SHORT EXERCISE
Convert the data lines starting at the one that contains "List all visible" and ending at the one that contains "confirm-button[interactable]: 确 定", both included, into a Markdown table with the columns Row and Line. Give each line its own numbered row and leave out blank lines.

GIVEN RECORDS
+--
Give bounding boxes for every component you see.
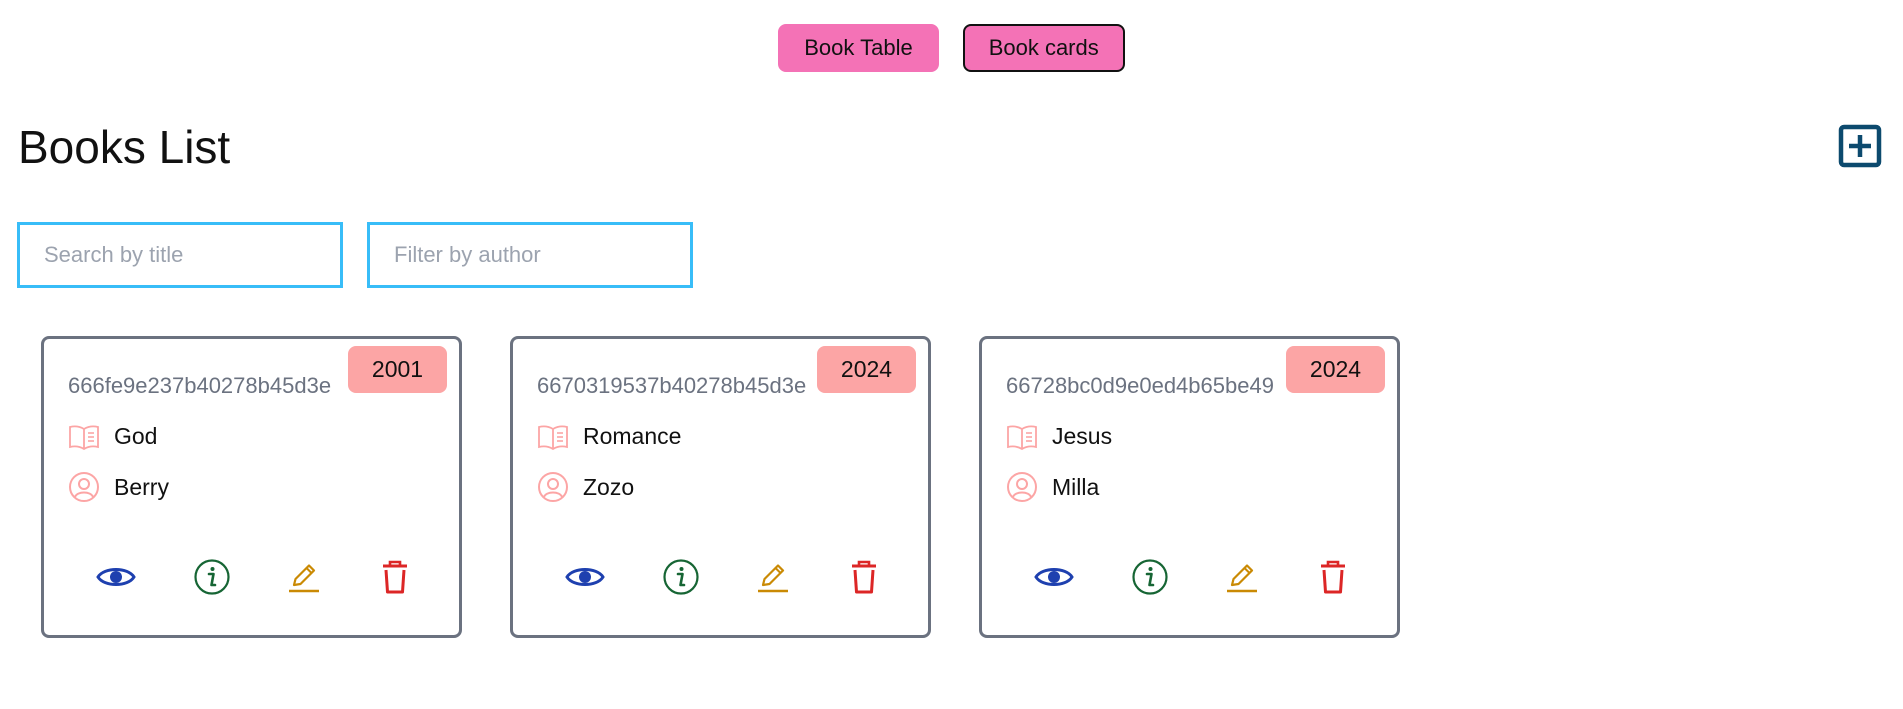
+--
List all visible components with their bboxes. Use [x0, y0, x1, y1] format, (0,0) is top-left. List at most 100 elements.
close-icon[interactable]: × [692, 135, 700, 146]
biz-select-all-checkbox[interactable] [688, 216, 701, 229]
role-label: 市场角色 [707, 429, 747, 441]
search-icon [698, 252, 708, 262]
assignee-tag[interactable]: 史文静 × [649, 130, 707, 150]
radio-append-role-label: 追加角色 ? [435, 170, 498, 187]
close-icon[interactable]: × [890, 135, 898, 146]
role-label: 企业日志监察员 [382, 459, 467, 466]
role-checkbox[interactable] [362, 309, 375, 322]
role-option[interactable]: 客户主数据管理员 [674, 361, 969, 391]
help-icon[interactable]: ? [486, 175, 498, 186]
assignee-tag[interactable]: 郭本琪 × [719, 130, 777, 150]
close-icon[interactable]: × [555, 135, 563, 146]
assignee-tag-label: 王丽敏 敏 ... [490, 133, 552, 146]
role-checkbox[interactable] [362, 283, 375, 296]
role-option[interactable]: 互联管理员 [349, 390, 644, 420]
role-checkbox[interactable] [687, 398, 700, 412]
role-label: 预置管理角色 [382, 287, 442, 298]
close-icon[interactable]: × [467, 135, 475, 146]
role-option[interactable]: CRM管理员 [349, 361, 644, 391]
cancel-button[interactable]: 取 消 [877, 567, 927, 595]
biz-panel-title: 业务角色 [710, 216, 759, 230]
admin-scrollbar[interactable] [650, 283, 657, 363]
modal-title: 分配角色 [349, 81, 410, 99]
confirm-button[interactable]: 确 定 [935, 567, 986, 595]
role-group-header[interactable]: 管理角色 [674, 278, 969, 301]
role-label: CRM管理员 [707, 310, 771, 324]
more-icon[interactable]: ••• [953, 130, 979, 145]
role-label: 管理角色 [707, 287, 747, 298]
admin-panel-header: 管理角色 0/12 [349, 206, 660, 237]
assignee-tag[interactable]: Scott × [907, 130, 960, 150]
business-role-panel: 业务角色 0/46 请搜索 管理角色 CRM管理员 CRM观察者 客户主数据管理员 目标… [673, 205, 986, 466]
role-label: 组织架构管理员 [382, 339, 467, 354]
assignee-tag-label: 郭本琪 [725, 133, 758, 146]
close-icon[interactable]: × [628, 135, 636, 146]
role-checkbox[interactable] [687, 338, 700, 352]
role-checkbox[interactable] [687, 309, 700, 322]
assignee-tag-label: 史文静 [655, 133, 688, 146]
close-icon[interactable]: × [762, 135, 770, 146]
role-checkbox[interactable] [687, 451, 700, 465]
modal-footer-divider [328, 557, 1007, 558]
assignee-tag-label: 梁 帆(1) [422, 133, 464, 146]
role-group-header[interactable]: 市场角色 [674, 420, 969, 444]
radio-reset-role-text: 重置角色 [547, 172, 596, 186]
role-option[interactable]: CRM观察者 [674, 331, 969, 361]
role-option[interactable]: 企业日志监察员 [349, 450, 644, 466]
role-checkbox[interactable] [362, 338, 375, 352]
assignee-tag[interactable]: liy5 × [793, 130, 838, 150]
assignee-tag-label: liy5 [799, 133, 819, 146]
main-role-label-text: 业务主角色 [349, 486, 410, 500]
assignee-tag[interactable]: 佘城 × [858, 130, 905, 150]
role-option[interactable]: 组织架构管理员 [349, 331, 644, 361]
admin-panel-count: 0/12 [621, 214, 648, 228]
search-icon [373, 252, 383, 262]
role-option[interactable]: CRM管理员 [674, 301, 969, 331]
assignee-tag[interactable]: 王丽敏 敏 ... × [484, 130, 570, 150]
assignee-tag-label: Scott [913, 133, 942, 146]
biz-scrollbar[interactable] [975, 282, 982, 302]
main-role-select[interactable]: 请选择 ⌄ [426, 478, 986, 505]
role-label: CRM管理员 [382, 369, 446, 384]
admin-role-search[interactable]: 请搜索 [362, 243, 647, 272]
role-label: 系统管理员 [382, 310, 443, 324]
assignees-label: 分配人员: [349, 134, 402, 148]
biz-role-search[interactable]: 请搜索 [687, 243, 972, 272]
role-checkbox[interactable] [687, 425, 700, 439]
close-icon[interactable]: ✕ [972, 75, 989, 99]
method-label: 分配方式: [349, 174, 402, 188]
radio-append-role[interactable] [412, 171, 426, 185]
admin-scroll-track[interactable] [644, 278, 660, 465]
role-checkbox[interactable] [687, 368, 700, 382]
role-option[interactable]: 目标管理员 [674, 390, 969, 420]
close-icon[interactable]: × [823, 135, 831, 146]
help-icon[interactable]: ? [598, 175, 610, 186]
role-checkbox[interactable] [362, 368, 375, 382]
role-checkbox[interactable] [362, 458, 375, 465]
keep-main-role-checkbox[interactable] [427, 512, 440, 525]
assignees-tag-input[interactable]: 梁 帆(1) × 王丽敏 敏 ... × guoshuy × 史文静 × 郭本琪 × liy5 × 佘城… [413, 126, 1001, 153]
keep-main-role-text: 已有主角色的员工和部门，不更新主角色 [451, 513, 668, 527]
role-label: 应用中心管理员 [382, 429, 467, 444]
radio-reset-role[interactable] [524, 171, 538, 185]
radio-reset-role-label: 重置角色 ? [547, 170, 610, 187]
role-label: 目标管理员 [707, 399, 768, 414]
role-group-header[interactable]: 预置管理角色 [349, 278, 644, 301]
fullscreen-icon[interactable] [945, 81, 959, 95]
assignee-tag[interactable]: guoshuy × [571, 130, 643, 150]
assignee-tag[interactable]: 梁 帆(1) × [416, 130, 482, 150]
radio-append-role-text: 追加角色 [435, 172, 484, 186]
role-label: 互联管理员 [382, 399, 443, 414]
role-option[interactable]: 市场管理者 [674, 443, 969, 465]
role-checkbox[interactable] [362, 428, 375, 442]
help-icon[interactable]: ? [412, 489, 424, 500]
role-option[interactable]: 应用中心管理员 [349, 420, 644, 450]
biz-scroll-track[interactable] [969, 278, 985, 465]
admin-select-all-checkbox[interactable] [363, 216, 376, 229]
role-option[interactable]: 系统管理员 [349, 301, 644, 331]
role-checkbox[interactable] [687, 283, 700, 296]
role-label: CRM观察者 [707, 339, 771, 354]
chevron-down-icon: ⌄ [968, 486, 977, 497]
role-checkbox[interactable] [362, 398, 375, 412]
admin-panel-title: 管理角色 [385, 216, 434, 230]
+--
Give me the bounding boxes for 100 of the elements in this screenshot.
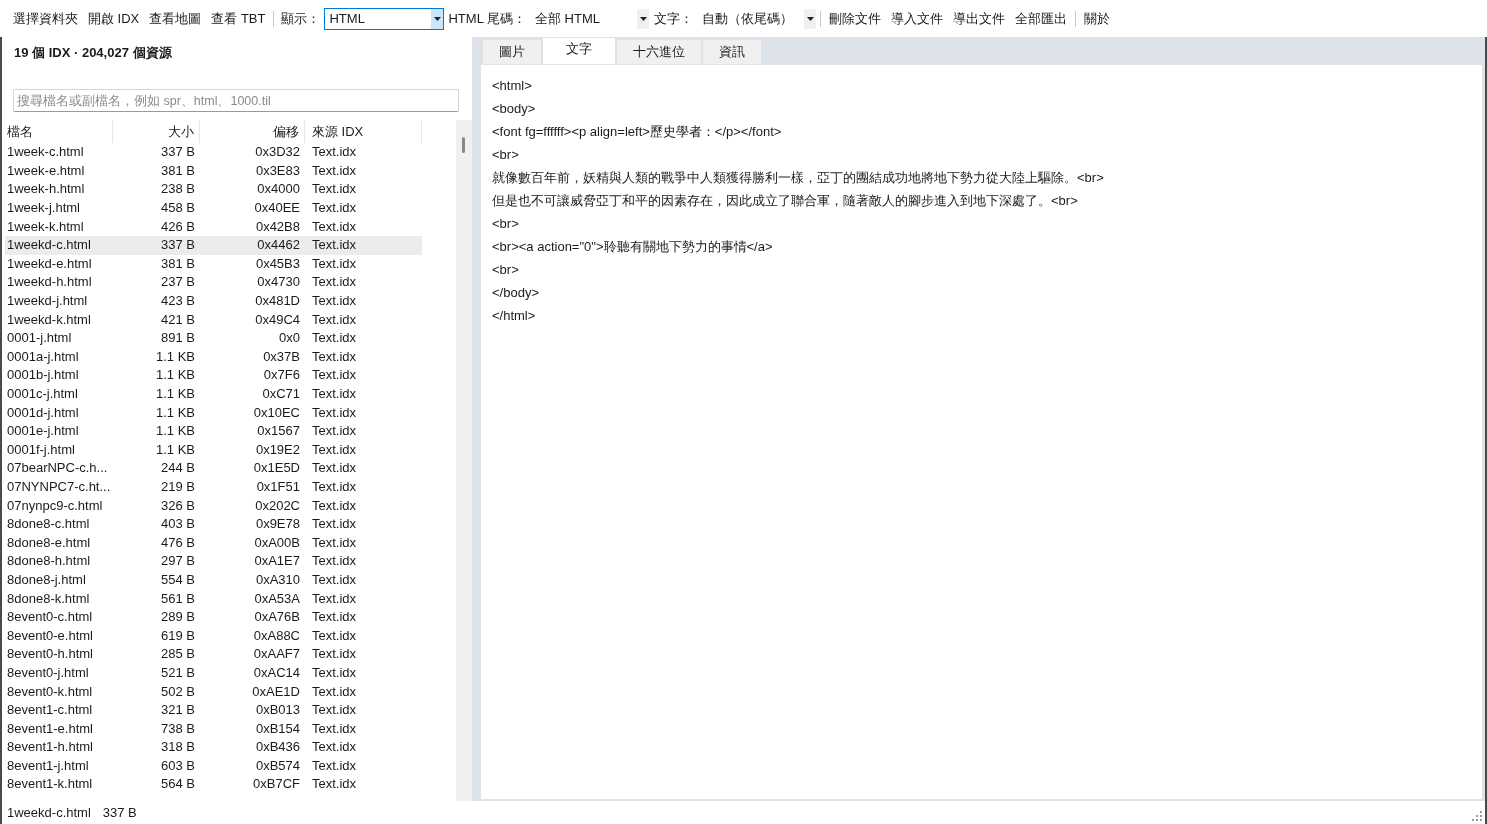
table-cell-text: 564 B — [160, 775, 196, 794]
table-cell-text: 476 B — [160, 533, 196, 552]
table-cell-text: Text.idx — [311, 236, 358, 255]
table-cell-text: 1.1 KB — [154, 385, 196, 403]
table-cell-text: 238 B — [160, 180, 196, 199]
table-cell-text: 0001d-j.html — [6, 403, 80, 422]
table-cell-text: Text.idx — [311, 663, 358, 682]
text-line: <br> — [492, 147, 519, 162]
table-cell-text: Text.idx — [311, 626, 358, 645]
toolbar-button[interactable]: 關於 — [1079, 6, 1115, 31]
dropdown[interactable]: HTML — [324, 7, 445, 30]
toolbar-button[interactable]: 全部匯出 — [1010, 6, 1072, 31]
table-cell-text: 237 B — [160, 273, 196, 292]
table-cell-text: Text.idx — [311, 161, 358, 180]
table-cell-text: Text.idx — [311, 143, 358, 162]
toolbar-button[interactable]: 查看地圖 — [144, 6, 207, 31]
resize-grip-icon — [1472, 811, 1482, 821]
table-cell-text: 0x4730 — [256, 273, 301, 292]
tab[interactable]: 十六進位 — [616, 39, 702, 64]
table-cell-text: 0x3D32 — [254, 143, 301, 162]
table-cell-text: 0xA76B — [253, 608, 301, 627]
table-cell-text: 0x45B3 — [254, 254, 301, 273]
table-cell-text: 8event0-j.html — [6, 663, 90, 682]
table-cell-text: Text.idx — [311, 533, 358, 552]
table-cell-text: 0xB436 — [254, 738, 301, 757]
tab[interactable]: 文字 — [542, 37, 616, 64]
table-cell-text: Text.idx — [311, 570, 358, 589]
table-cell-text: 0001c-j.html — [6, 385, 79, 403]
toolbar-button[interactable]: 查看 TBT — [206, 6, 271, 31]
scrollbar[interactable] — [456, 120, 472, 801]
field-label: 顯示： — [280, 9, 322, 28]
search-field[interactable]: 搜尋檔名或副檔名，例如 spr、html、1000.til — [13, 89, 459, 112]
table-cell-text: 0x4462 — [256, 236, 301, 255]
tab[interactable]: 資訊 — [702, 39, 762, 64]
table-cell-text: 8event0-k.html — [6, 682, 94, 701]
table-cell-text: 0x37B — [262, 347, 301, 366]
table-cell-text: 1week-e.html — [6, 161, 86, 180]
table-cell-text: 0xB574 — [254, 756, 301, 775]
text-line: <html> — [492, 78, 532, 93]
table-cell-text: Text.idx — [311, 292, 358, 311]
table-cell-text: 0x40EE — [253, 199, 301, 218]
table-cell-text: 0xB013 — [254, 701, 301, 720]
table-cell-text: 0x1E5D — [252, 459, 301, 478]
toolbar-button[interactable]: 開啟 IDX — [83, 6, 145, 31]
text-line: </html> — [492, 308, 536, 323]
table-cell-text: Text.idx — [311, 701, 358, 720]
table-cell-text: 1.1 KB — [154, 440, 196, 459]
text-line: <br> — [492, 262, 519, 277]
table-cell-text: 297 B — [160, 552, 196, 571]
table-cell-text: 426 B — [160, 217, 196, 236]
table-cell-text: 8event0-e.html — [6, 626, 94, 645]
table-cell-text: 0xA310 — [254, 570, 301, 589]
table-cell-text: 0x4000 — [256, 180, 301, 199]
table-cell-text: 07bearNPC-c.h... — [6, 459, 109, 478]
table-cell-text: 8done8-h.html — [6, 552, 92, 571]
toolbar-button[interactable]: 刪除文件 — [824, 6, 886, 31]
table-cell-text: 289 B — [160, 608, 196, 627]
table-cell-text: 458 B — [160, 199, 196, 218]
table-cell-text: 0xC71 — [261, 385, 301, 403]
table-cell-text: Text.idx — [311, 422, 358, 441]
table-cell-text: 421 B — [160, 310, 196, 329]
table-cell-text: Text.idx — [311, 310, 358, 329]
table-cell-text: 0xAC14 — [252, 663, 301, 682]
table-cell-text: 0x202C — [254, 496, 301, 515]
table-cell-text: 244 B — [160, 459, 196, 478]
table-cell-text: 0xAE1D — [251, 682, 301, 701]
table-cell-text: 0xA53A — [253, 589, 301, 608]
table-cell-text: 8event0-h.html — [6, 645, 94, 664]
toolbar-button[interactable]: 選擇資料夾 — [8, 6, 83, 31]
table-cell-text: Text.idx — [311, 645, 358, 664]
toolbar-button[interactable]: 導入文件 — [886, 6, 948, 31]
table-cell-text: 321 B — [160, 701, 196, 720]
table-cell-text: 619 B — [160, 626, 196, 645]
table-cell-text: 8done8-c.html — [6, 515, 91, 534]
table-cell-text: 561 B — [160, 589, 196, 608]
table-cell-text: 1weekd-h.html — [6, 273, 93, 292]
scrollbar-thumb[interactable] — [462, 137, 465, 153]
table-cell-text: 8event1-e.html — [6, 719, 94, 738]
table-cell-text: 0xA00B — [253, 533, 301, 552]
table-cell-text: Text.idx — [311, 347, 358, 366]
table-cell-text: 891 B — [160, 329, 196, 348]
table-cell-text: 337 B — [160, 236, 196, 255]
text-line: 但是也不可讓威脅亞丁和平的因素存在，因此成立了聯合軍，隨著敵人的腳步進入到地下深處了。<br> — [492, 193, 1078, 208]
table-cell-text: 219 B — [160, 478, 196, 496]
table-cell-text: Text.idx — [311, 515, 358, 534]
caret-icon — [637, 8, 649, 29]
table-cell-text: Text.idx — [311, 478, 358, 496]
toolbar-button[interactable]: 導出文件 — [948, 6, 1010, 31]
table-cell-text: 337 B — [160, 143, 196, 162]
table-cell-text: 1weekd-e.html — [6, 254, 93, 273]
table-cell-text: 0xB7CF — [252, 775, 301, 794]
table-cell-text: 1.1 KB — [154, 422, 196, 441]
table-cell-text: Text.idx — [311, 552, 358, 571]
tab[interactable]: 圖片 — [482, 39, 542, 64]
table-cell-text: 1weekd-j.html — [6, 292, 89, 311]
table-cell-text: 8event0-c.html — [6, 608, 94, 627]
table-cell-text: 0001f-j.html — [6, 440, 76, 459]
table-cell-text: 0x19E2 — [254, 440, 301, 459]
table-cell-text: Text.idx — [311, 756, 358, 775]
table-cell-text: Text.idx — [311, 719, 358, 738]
+--
CORRECT RESULT
| Row | Line |
|---|---|
| 1 | List all visible components with their bboxes. Use [x0, y0, x1, y1] format, (0,0) is top-left. List at most 100 elements. |
| 2 | close-icon[interactable]: × [692, 135, 700, 146] |
| 3 | biz-select-all-checkbox[interactable] [688, 216, 701, 229] |
| 4 | role-label: 市场角色 [707, 429, 747, 441] |
| 5 | search-icon [698, 252, 708, 262] |
| 6 | assignee-tag[interactable]: 史文静 × [649, 130, 707, 150] |
| 7 | radio-append-role-label: 追加角色 ? [435, 170, 498, 187] |
| 8 | close-icon[interactable]: × [890, 135, 898, 146] |
| 9 | role-label: 企业日志监察员 [382, 459, 467, 466] |
| 10 | role-checkbox[interactable] [362, 309, 375, 322] |
| 11 | role-option[interactable]: 客户主数据管理员 [674, 361, 969, 391] |
| 12 | help-icon[interactable]: ? [486, 175, 498, 186] |
| 13 | assignee-tag[interactable]: 郭本琪 × [719, 130, 777, 150] |
| 14 | close-icon[interactable]: × [555, 135, 563, 146] |
| 15 | assignee-tag-label: 王丽敏 敏 ... [490, 133, 552, 146] |
| 16 | role-checkbox[interactable] [362, 283, 375, 296] |
| 17 | role-option[interactable]: 互联管理员 [349, 390, 644, 420] |
| 18 | role-checkbox[interactable] [687, 398, 700, 412] |
| 19 | role-label: 预置管理角色 [382, 287, 442, 298] |
| 20 | close-icon[interactable]: × [467, 135, 475, 146] |
| 21 | role-option[interactable]: CRM管理员 [349, 361, 644, 391] |
| 22 | cancel-button[interactable]: 取 消 [877, 567, 927, 595] |
| 23 | biz-panel-title: 业务角色 [710, 216, 759, 230] |
| 24 | admin-scrollbar[interactable] [650, 283, 657, 363] |
| 25 | modal-title: 分配角色 [349, 81, 410, 99] |
| 26 | confirm-button[interactable]: 确 定 [935, 567, 986, 595] |